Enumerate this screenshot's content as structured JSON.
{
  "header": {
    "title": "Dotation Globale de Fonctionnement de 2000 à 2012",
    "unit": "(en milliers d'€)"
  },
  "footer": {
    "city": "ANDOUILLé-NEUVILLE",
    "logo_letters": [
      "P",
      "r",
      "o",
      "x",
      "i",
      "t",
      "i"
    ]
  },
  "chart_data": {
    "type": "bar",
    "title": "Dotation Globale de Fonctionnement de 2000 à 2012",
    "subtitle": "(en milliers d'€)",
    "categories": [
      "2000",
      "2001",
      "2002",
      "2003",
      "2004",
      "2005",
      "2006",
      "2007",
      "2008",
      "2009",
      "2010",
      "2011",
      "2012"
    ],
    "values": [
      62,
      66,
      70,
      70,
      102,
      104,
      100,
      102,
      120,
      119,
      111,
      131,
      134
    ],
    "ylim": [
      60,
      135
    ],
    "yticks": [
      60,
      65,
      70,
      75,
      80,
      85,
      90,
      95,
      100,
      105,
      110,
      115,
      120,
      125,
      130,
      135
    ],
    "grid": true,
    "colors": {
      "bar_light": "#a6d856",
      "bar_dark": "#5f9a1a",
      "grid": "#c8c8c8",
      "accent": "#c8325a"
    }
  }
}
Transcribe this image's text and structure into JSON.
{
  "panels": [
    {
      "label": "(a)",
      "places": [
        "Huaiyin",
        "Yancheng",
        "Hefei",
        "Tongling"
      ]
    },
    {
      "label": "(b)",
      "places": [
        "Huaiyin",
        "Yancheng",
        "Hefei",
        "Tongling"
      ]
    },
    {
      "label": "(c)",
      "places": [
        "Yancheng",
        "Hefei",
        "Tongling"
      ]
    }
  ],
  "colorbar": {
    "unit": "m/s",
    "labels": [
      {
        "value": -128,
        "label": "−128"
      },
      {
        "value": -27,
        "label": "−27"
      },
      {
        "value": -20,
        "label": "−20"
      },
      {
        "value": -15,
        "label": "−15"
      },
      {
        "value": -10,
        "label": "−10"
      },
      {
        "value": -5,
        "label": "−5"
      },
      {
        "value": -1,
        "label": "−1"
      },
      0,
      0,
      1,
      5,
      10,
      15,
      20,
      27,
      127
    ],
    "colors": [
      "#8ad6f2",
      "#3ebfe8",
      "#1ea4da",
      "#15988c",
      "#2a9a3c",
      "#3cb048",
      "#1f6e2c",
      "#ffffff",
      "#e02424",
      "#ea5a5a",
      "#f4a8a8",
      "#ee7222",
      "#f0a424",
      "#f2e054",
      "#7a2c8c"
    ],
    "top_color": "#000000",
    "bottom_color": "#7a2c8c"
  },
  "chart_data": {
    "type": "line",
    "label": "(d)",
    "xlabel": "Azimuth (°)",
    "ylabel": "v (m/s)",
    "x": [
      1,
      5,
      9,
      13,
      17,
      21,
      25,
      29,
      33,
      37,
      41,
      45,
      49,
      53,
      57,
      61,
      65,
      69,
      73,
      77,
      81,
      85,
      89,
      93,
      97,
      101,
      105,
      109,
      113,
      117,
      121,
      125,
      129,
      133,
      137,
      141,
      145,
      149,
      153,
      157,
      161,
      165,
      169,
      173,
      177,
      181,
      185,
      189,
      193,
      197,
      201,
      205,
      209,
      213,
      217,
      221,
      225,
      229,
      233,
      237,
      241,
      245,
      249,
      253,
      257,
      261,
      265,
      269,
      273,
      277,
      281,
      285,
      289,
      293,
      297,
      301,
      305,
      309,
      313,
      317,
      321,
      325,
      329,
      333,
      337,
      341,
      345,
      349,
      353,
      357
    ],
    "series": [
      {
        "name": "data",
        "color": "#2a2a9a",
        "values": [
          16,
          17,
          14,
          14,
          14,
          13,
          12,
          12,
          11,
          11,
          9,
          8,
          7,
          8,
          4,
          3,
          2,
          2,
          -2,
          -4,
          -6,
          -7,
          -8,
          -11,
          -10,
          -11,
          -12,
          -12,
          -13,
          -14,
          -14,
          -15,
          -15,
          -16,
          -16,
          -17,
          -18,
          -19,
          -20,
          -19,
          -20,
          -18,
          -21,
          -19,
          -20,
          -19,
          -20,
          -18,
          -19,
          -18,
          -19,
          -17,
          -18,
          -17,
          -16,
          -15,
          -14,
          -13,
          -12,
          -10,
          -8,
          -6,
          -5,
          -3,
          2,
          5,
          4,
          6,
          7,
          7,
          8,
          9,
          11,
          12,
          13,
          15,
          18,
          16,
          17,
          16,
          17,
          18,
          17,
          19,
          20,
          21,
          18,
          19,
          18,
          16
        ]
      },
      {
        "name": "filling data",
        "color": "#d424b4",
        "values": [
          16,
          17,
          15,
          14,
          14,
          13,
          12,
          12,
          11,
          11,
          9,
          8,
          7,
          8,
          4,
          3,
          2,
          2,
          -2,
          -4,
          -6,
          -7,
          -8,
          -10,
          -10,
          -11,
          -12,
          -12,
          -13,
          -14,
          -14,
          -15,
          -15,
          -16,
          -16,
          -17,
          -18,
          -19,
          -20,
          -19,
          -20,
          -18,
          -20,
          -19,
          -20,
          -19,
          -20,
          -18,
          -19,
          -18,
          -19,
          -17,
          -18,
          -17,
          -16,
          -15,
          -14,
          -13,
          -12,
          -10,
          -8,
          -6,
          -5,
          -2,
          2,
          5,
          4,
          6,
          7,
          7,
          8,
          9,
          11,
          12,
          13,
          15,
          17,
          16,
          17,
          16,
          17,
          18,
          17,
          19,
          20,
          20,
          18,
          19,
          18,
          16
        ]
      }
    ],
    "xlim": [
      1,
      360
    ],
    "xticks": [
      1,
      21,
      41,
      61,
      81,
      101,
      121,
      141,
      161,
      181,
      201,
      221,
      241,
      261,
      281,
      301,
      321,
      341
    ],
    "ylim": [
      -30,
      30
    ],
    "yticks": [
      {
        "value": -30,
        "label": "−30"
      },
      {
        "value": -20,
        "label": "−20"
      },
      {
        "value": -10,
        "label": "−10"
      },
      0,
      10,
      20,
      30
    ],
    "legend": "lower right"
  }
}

-- DESCRIPTION OF THE TASK --
Check each line above for the word "milliers" and copy the ones that have it.

-- SOLUTION TO THIS PROBLEM --
    "unit": "(en milliers d'€)"
    "subtitle": "(en milliers d'€)",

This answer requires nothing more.